▶ WRITTEN EXERCISE: Gather the lines from the material that contain "text".

** start INFORMATION SUPPLIED **

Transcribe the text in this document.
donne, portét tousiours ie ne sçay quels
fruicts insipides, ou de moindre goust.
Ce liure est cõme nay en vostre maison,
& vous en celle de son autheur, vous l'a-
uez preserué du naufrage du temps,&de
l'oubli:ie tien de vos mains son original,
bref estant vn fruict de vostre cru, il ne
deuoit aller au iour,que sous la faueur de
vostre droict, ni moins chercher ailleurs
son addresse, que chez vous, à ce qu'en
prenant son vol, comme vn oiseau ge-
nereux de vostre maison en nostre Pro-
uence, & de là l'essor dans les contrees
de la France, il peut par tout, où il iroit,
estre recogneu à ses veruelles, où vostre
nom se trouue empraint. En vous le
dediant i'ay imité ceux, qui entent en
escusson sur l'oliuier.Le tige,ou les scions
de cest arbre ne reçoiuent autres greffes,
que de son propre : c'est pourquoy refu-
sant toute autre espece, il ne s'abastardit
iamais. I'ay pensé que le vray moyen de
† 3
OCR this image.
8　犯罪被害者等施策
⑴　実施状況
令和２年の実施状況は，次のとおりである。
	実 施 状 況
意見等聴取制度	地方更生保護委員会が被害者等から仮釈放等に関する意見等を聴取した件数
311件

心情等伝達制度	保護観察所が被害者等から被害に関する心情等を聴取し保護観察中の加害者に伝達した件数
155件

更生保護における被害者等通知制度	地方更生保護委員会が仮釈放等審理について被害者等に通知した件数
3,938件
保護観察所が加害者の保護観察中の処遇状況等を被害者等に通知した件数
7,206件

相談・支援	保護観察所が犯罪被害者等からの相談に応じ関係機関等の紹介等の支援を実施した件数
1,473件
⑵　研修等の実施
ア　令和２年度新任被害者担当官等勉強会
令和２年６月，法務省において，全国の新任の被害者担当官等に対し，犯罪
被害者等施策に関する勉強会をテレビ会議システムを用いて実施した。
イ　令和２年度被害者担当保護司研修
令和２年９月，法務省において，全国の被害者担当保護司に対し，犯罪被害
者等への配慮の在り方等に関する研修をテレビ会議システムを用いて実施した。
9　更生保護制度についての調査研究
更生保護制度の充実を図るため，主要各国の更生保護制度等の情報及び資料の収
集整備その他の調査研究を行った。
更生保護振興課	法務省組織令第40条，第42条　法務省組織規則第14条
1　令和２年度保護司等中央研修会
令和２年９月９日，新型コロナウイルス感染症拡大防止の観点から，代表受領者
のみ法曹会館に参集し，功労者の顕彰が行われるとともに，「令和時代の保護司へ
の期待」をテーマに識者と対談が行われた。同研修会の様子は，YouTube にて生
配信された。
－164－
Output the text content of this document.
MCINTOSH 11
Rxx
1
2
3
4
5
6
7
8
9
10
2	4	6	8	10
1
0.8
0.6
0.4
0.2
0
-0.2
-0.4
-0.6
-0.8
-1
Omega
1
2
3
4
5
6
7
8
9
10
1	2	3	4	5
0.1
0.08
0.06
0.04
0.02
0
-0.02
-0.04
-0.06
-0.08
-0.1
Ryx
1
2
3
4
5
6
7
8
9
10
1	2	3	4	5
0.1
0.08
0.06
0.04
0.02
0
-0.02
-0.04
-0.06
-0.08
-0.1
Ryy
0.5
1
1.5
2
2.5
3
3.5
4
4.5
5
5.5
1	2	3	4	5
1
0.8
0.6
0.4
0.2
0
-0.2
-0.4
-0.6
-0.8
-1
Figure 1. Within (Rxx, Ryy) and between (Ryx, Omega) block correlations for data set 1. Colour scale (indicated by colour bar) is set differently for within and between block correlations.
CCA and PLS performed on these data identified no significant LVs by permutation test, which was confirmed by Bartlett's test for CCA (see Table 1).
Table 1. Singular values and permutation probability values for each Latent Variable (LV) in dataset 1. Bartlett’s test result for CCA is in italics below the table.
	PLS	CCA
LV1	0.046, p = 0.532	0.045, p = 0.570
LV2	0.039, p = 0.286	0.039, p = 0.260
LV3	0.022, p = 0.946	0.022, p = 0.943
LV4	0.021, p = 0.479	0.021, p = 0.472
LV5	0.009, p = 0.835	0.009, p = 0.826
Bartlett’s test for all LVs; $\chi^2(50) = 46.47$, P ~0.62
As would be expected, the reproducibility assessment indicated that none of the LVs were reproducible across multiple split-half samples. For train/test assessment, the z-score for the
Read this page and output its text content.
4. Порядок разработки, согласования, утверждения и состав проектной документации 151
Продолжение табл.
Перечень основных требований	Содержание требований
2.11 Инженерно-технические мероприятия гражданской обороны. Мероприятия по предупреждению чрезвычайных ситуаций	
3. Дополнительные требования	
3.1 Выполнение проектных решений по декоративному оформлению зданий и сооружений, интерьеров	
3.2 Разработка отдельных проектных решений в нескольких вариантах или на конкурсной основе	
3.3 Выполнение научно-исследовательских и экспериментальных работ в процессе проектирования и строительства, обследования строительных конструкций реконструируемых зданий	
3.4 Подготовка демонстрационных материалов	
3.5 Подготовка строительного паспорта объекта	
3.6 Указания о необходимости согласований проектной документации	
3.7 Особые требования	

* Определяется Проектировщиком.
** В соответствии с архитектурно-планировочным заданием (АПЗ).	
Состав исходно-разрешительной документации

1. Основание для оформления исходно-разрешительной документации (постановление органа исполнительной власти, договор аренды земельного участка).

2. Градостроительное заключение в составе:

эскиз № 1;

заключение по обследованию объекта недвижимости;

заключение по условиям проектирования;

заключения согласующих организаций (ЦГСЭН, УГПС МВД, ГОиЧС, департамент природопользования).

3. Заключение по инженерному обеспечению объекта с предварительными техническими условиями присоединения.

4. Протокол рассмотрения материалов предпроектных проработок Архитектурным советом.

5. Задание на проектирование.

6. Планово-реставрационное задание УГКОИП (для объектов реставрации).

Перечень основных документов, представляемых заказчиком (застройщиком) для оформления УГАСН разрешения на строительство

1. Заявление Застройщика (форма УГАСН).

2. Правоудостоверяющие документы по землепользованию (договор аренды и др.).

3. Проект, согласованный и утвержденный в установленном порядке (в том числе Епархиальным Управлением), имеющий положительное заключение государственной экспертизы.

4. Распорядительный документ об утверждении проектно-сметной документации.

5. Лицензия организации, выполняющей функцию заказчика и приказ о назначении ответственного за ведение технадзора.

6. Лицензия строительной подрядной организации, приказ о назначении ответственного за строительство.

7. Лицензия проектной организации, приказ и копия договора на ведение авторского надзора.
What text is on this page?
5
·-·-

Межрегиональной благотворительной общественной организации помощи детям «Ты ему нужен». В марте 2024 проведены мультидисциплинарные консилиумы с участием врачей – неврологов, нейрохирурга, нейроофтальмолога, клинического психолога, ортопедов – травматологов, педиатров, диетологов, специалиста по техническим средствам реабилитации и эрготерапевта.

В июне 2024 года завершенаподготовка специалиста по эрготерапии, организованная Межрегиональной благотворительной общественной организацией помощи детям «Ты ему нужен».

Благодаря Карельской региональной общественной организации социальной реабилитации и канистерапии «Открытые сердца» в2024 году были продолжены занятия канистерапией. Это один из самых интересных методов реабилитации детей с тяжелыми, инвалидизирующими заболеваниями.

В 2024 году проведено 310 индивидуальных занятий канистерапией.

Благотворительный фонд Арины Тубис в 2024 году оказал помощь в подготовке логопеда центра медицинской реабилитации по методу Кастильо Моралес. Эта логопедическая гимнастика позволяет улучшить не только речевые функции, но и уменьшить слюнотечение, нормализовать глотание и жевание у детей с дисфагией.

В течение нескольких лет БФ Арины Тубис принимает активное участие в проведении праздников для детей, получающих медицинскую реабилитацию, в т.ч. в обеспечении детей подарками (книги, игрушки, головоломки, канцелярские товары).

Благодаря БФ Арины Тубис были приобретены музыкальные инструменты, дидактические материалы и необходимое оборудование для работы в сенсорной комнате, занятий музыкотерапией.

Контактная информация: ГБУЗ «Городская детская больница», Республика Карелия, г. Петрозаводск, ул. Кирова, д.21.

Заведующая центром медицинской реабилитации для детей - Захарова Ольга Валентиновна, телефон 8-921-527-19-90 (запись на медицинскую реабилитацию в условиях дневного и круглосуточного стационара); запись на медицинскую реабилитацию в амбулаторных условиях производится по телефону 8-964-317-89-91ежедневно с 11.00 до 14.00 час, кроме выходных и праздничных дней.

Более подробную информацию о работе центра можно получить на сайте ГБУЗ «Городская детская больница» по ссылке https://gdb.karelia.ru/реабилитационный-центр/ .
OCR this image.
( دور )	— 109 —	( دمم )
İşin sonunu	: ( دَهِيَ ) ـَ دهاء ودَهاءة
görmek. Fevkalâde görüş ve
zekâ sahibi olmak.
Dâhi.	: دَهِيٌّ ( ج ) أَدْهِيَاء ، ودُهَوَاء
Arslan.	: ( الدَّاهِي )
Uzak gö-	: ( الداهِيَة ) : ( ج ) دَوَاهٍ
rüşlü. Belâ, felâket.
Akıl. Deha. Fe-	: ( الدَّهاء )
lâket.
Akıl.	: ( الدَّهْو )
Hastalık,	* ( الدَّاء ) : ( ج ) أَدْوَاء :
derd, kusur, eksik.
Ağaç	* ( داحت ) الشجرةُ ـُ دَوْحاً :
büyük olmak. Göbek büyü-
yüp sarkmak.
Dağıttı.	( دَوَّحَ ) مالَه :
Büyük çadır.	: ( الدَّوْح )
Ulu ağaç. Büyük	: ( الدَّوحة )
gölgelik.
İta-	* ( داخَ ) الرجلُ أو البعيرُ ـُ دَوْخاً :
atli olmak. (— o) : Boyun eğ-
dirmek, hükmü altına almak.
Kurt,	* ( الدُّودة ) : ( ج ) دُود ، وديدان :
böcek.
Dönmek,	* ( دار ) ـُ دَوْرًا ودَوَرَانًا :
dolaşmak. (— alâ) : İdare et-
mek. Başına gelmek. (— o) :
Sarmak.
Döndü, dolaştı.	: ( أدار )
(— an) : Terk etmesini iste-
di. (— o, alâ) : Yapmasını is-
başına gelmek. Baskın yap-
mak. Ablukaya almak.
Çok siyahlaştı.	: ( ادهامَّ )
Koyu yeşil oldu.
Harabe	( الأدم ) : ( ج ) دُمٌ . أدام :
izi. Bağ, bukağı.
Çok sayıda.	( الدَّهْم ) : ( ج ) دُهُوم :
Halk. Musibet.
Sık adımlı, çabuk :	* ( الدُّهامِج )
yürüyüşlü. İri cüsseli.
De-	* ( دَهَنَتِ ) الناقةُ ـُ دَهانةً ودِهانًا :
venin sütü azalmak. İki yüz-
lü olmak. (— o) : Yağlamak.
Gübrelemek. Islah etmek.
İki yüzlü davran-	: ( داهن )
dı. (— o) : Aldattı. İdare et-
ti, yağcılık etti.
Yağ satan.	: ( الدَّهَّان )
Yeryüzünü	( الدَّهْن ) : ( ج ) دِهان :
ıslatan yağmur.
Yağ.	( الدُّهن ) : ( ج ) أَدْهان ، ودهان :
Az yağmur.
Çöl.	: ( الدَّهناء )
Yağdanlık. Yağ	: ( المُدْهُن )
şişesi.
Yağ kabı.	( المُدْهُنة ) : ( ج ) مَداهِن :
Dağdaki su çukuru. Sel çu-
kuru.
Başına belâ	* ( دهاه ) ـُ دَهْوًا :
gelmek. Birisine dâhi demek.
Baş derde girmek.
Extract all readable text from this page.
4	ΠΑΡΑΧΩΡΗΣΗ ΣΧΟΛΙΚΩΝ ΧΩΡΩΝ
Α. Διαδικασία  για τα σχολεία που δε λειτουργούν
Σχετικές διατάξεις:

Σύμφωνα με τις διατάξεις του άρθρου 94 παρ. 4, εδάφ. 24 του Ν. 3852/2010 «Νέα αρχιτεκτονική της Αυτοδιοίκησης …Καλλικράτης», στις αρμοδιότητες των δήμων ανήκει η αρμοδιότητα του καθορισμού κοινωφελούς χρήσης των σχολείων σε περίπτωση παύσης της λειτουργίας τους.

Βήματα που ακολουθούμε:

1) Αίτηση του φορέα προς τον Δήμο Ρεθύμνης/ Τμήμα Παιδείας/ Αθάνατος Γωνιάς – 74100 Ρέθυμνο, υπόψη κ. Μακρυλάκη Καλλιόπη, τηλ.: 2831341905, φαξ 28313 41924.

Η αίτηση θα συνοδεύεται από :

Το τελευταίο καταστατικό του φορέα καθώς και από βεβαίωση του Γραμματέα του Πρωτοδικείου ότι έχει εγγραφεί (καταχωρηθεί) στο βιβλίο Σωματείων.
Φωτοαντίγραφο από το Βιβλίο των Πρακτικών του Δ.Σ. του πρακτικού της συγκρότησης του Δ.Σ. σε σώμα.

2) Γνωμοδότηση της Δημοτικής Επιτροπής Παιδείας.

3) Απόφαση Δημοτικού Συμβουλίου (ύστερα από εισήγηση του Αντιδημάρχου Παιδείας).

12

** end INFORMATION SUPPLIED **

▶ WRITTEN ANSWER:
Transcribe the text in this document.
Output the text content of this document.
Read this page and output its text content.
What text is on this page?
Extract all readable text from this page.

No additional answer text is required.